■ GIVEN EXERCISE
Count how many lines contain "name" and reply with that number only.

Records from a collection
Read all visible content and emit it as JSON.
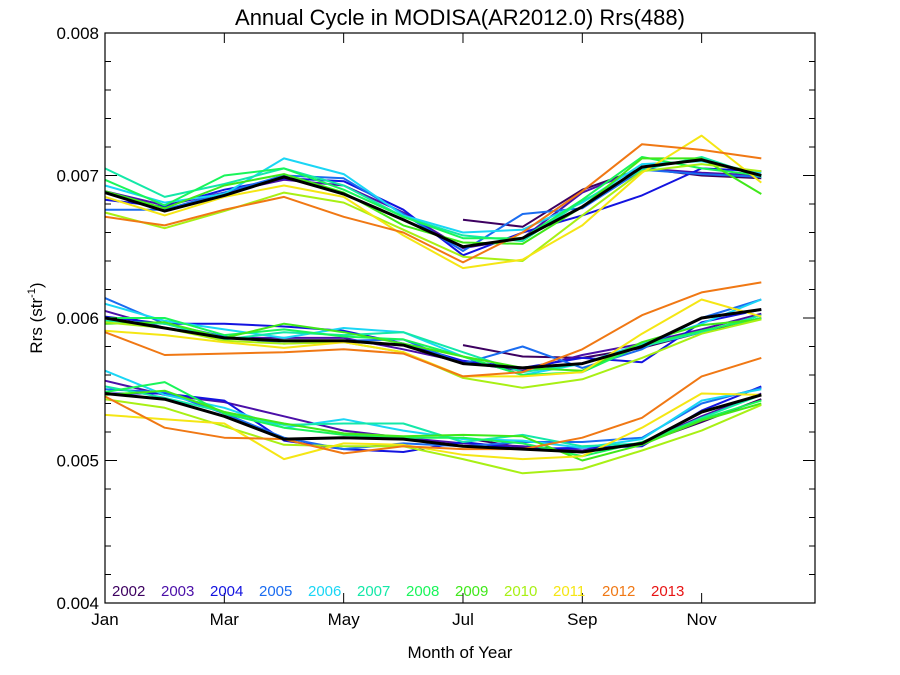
{
  "chart_data": {
    "type": "line",
    "title": "Annual Cycle in MODISA(AR2012.0) Rrs(488)",
    "xlabel": "Month of Year",
    "ylabel": "Rrs (str",
    "ylabel_sup": "-1",
    "ylabel_end": ")",
    "xlim": [
      1,
      12.9
    ],
    "ylim": [
      0.004,
      0.008
    ],
    "x_ticks": [
      {
        "value": 1,
        "label": "Jan"
      },
      {
        "value": 3,
        "label": "Mar"
      },
      {
        "value": 5,
        "label": "May"
      },
      {
        "value": 7,
        "label": "Jul"
      },
      {
        "value": 9,
        "label": "Sep"
      },
      {
        "value": 11,
        "label": "Nov"
      }
    ],
    "y_ticks": [
      {
        "value": 0.004,
        "label": "0.004"
      },
      {
        "value": 0.005,
        "label": "0.005"
      },
      {
        "value": 0.006,
        "label": "0.006"
      },
      {
        "value": 0.007,
        "label": "0.007"
      },
      {
        "value": 0.008,
        "label": "0.008"
      }
    ],
    "x": [
      1,
      2,
      3,
      4,
      5,
      6,
      7,
      8,
      9,
      10,
      11,
      12
    ],
    "legend_placement": "bottom-left",
    "series": [
      {
        "name": "2002",
        "color": "#3d0060",
        "groups": [
          [
            null,
            null,
            null,
            null,
            null,
            null,
            6.69,
            6.64,
            6.9,
            7.05,
            7.0,
            6.98
          ],
          [
            null,
            null,
            null,
            null,
            null,
            null,
            5.81,
            5.73,
            5.72,
            5.79,
            5.9,
            6.0
          ],
          [
            null,
            null,
            null,
            null,
            null,
            null,
            5.16,
            5.09,
            5.07,
            5.12,
            5.27,
            5.43
          ]
        ]
      },
      {
        "name": "2003",
        "color": "#4b0fa8",
        "groups": [
          [
            6.89,
            6.79,
            6.88,
            6.97,
            6.93,
            6.74,
            6.49,
            6.56,
            6.88,
            7.05,
            7.02,
            7.0
          ],
          [
            6.05,
            5.93,
            5.86,
            5.86,
            5.86,
            5.78,
            5.69,
            5.63,
            5.74,
            5.82,
            5.92,
            6.03
          ],
          [
            5.56,
            5.46,
            5.41,
            5.31,
            5.21,
            5.16,
            5.12,
            5.1,
            5.07,
            5.12,
            5.31,
            5.47
          ]
        ]
      },
      {
        "name": "2004",
        "color": "#1313e0",
        "groups": [
          [
            6.83,
            6.78,
            6.9,
            6.98,
            6.96,
            6.76,
            6.44,
            6.6,
            6.72,
            6.86,
            7.05,
            7.03
          ],
          [
            6.01,
            5.96,
            5.96,
            5.94,
            5.91,
            5.82,
            5.7,
            5.65,
            5.72,
            5.69,
            5.97,
            6.06
          ],
          [
            5.47,
            5.47,
            5.42,
            5.14,
            5.08,
            5.06,
            5.13,
            5.08,
            5.09,
            5.1,
            5.35,
            5.52
          ]
        ]
      },
      {
        "name": "2005",
        "color": "#1a6cf0",
        "groups": [
          [
            6.76,
            6.76,
            6.88,
            7.0,
            6.98,
            6.73,
            6.47,
            6.73,
            6.77,
            7.04,
            7.01,
            6.99
          ],
          [
            6.14,
            5.96,
            5.87,
            5.82,
            5.84,
            5.85,
            5.68,
            5.8,
            5.65,
            5.78,
            6.0,
            6.13
          ],
          [
            5.5,
            5.48,
            5.33,
            5.16,
            5.08,
            5.12,
            5.1,
            5.13,
            5.13,
            5.16,
            5.4,
            5.51
          ]
        ]
      },
      {
        "name": "2006",
        "color": "#1ad6f5",
        "groups": [
          [
            6.93,
            6.81,
            6.87,
            7.12,
            7.01,
            6.72,
            6.6,
            6.62,
            6.81,
            7.08,
            7.1,
            7.02
          ],
          [
            6.1,
            5.98,
            5.92,
            5.86,
            5.93,
            5.9,
            5.73,
            5.6,
            5.68,
            5.82,
            5.96,
            6.13
          ],
          [
            5.63,
            5.46,
            5.37,
            5.23,
            5.29,
            5.21,
            5.15,
            5.14,
            5.09,
            5.15,
            5.42,
            5.5
          ]
        ]
      },
      {
        "name": "2007",
        "color": "#14e8a8",
        "groups": [
          [
            7.05,
            6.85,
            6.94,
            7.05,
            6.93,
            6.71,
            6.58,
            6.54,
            6.82,
            7.04,
            7.13,
            6.99
          ],
          [
            5.98,
            5.96,
            5.85,
            5.9,
            5.88,
            5.9,
            5.76,
            5.62,
            5.68,
            5.8,
            5.9,
            6.02
          ],
          [
            5.52,
            5.44,
            5.34,
            5.25,
            5.26,
            5.26,
            5.13,
            5.18,
            5.1,
            5.12,
            5.3,
            5.46
          ]
        ]
      },
      {
        "name": "2008",
        "color": "#19f55a",
        "groups": [
          [
            6.97,
            6.79,
            7.0,
            7.05,
            6.9,
            6.71,
            6.56,
            6.56,
            6.83,
            7.13,
            7.05,
            7.0
          ],
          [
            6.0,
            6.0,
            5.88,
            5.92,
            5.87,
            5.85,
            5.73,
            5.6,
            5.62,
            5.81,
            5.91,
            6.0
          ],
          [
            5.48,
            5.55,
            5.33,
            5.23,
            5.18,
            5.16,
            5.16,
            5.12,
            5.03,
            5.13,
            5.29,
            5.42
          ]
        ]
      },
      {
        "name": "2009",
        "color": "#40e81a",
        "groups": [
          [
            6.89,
            6.77,
            6.93,
            7.01,
            6.88,
            6.65,
            6.53,
            6.52,
            6.78,
            7.12,
            7.12,
            6.87
          ],
          [
            5.96,
            5.97,
            5.86,
            5.96,
            5.9,
            5.82,
            5.73,
            5.65,
            5.63,
            5.83,
            5.95,
            5.99
          ],
          [
            5.46,
            5.49,
            5.34,
            5.26,
            5.19,
            5.17,
            5.18,
            5.17,
            5.0,
            5.11,
            5.28,
            5.4
          ]
        ]
      },
      {
        "name": "2010",
        "color": "#a8f014",
        "groups": [
          [
            6.74,
            6.63,
            6.75,
            6.88,
            6.81,
            6.62,
            6.43,
            6.4,
            6.72,
            7.03,
            7.08,
            7.03
          ],
          [
            5.97,
            5.93,
            5.84,
            5.82,
            5.83,
            5.76,
            5.58,
            5.51,
            5.57,
            5.72,
            5.89,
            5.99
          ],
          [
            5.43,
            5.37,
            5.24,
            5.11,
            5.1,
            5.1,
            5.01,
            4.91,
            4.94,
            5.07,
            5.21,
            5.39
          ]
        ]
      },
      {
        "name": "2011",
        "color": "#f5e614",
        "groups": [
          [
            6.85,
            6.72,
            6.85,
            6.93,
            6.85,
            6.58,
            6.35,
            6.41,
            6.65,
            7.02,
            7.28,
            6.95
          ],
          [
            5.91,
            5.88,
            5.83,
            5.79,
            5.83,
            5.76,
            5.59,
            5.59,
            5.62,
            5.89,
            6.13,
            6.01
          ],
          [
            5.32,
            5.29,
            5.26,
            5.01,
            5.12,
            5.11,
            5.04,
            5.01,
            5.03,
            5.23,
            5.47,
            5.46
          ]
        ]
      },
      {
        "name": "2012",
        "color": "#f07814",
        "groups": [
          [
            6.71,
            6.65,
            6.76,
            6.85,
            6.71,
            6.6,
            6.39,
            6.6,
            6.89,
            7.22,
            7.18,
            7.12
          ],
          [
            5.9,
            5.74,
            5.75,
            5.76,
            5.78,
            5.75,
            5.59,
            5.62,
            5.78,
            6.02,
            6.18,
            6.25
          ],
          [
            5.45,
            5.23,
            5.16,
            5.15,
            5.05,
            5.1,
            5.08,
            5.08,
            5.16,
            5.3,
            5.59,
            5.72
          ]
        ]
      },
      {
        "name": "2013",
        "color": "#e81414",
        "groups": [
          [
            null,
            null,
            null,
            null,
            null,
            null,
            null,
            null,
            null,
            null,
            null,
            null
          ],
          [
            null,
            null,
            null,
            null,
            null,
            null,
            null,
            null,
            null,
            null,
            null,
            null
          ],
          [
            null,
            null,
            null,
            null,
            null,
            null,
            null,
            null,
            null,
            null,
            null,
            null
          ]
        ]
      }
    ],
    "mean_series": {
      "color": "#000000",
      "groups": [
        [
          6.88,
          6.75,
          6.86,
          6.99,
          6.87,
          6.69,
          6.5,
          6.56,
          6.78,
          7.06,
          7.11,
          7.0
        ],
        [
          6.0,
          5.93,
          5.86,
          5.84,
          5.84,
          5.81,
          5.68,
          5.65,
          5.68,
          5.8,
          6.0,
          6.06
        ],
        [
          5.47,
          5.43,
          5.31,
          5.15,
          5.16,
          5.15,
          5.1,
          5.08,
          5.06,
          5.12,
          5.34,
          5.46
        ]
      ]
    },
    "value_scale": 0.001
  }
}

■ RESPONSE FOR THIS EXERCISE
12